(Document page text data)

------------------------------

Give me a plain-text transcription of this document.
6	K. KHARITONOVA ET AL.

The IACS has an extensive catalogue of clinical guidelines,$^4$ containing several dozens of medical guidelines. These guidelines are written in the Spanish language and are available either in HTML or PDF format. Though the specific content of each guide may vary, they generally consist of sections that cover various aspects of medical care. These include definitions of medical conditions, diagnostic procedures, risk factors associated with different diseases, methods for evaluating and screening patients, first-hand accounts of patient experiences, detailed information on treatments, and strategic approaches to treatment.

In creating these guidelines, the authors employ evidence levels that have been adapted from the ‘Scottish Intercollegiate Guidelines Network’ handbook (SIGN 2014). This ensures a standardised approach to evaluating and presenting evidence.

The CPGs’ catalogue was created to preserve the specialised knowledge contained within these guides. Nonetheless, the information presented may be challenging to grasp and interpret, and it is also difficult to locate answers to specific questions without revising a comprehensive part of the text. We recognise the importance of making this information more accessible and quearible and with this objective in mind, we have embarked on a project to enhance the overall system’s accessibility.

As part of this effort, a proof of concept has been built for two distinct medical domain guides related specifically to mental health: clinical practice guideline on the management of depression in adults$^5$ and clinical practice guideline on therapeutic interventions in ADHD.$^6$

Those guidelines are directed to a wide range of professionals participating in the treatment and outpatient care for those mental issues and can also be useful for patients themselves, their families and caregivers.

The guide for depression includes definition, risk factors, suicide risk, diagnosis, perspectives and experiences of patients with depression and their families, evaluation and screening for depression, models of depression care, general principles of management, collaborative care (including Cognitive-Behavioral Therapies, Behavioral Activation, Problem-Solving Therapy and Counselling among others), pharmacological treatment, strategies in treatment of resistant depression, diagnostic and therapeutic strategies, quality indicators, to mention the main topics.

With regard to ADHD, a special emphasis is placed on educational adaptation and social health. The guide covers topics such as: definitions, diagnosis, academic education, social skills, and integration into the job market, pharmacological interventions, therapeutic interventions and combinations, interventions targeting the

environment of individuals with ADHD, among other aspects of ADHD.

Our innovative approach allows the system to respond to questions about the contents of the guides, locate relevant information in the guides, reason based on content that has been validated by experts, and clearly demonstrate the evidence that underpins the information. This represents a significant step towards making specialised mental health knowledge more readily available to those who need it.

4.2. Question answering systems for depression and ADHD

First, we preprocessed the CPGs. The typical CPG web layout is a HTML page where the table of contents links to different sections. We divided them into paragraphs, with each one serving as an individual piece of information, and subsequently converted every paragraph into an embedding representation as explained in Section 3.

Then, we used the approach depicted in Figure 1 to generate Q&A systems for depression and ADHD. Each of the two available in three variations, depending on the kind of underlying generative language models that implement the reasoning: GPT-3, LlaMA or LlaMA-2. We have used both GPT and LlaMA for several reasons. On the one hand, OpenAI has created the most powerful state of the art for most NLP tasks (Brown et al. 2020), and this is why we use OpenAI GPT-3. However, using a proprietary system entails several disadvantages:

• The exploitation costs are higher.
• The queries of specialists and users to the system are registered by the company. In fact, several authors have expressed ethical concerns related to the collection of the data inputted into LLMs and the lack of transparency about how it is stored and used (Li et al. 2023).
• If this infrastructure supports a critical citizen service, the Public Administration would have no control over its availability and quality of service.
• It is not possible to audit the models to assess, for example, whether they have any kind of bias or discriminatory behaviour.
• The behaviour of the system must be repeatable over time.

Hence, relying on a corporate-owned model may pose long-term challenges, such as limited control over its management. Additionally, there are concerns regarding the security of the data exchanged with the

------------------------------

▸ **WORK REQUIRED**: Filter the entries above and keep only the lines with the word "making".

▸ **REPLY**:
The CPGs’ catalogue was created to preserve the specialised knowledge contained within these guides. Nonetheless, the information presented may be challenging to grasp and interpret, and it is also difficult to locate answers to specific questions without revising a comprehensive part of the text. We recognise the importance of making this information more accessible and quearible and with this objective in mind, we have embarked on a project to enhance the overall system’s accessibility.
Our innovative approach allows the system to respond to questions about the contents of the guides, locate relevant information in the guides, reason based on content that has been validated by experts, and clearly demonstrate the evidence that underpins the information. This represents a significant step towards making specialised mental health knowledge more readily available to those who need it.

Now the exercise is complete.